■ WRITTEN REQUEST:
Repeat all the material exactly; pictures stay out of your copy.

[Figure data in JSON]

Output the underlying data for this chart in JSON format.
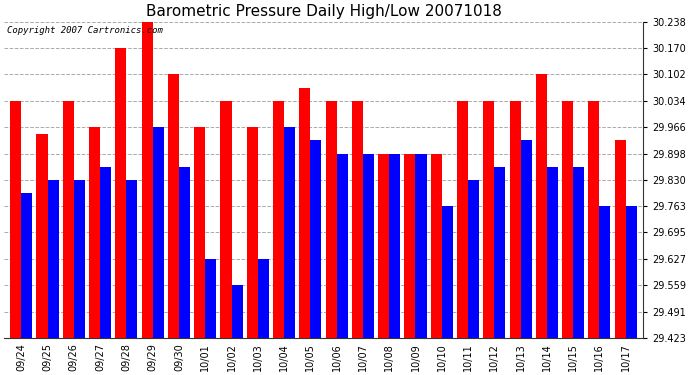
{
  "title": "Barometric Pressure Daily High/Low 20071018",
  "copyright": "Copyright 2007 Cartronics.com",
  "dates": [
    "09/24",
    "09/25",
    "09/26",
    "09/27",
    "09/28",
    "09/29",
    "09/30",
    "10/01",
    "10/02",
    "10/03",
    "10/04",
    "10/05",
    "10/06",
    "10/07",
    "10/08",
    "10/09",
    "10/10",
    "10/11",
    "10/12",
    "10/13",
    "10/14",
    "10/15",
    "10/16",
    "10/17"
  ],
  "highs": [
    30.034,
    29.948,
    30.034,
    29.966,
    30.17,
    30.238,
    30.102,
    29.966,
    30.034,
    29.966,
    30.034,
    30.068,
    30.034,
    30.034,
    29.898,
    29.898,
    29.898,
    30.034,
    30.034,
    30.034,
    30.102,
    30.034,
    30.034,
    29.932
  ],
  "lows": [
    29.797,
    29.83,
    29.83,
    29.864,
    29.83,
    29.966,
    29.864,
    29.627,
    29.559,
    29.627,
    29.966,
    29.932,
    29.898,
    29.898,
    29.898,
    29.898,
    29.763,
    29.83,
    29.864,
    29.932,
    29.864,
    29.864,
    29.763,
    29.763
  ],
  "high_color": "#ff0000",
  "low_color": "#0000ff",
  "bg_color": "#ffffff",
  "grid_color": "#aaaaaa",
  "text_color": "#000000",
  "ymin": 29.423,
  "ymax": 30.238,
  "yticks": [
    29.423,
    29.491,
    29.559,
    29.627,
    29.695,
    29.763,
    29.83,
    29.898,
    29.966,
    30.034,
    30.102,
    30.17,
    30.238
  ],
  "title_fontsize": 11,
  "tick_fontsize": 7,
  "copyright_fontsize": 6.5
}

■ WRITTEN SOLUTION:
Output the underlying data for this chart in JSON format.
{
  "title": "Barometric Pressure Daily High/Low 20071018",
  "copyright": "Copyright 2007 Cartronics.com",
  "dates": [
    "09/24",
    "09/25",
    "09/26",
    "09/27",
    "09/28",
    "09/29",
    "09/30",
    "10/01",
    "10/02",
    "10/03",
    "10/04",
    "10/05",
    "10/06",
    "10/07",
    "10/08",
    "10/09",
    "10/10",
    "10/11",
    "10/12",
    "10/13",
    "10/14",
    "10/15",
    "10/16",
    "10/17"
  ],
  "highs": [
    30.034,
    29.948,
    30.034,
    29.966,
    30.17,
    30.238,
    30.102,
    29.966,
    30.034,
    29.966,
    30.034,
    30.068,
    30.034,
    30.034,
    29.898,
    29.898,
    29.898,
    30.034,
    30.034,
    30.034,
    30.102,
    30.034,
    30.034,
    29.932
  ],
  "lows": [
    29.797,
    29.83,
    29.83,
    29.864,
    29.83,
    29.966,
    29.864,
    29.627,
    29.559,
    29.627,
    29.966,
    29.932,
    29.898,
    29.898,
    29.898,
    29.898,
    29.763,
    29.83,
    29.864,
    29.932,
    29.864,
    29.864,
    29.763,
    29.763
  ],
  "high_color": "#ff0000",
  "low_color": "#0000ff",
  "bg_color": "#ffffff",
  "grid_color": "#aaaaaa",
  "text_color": "#000000",
  "ymin": 29.423,
  "ymax": 30.238,
  "yticks": [
    29.423,
    29.491,
    29.559,
    29.627,
    29.695,
    29.763,
    29.83,
    29.898,
    29.966,
    30.034,
    30.102,
    30.17,
    30.238
  ],
  "title_fontsize": 11,
  "tick_fontsize": 7,
  "copyright_fontsize": 6.5
}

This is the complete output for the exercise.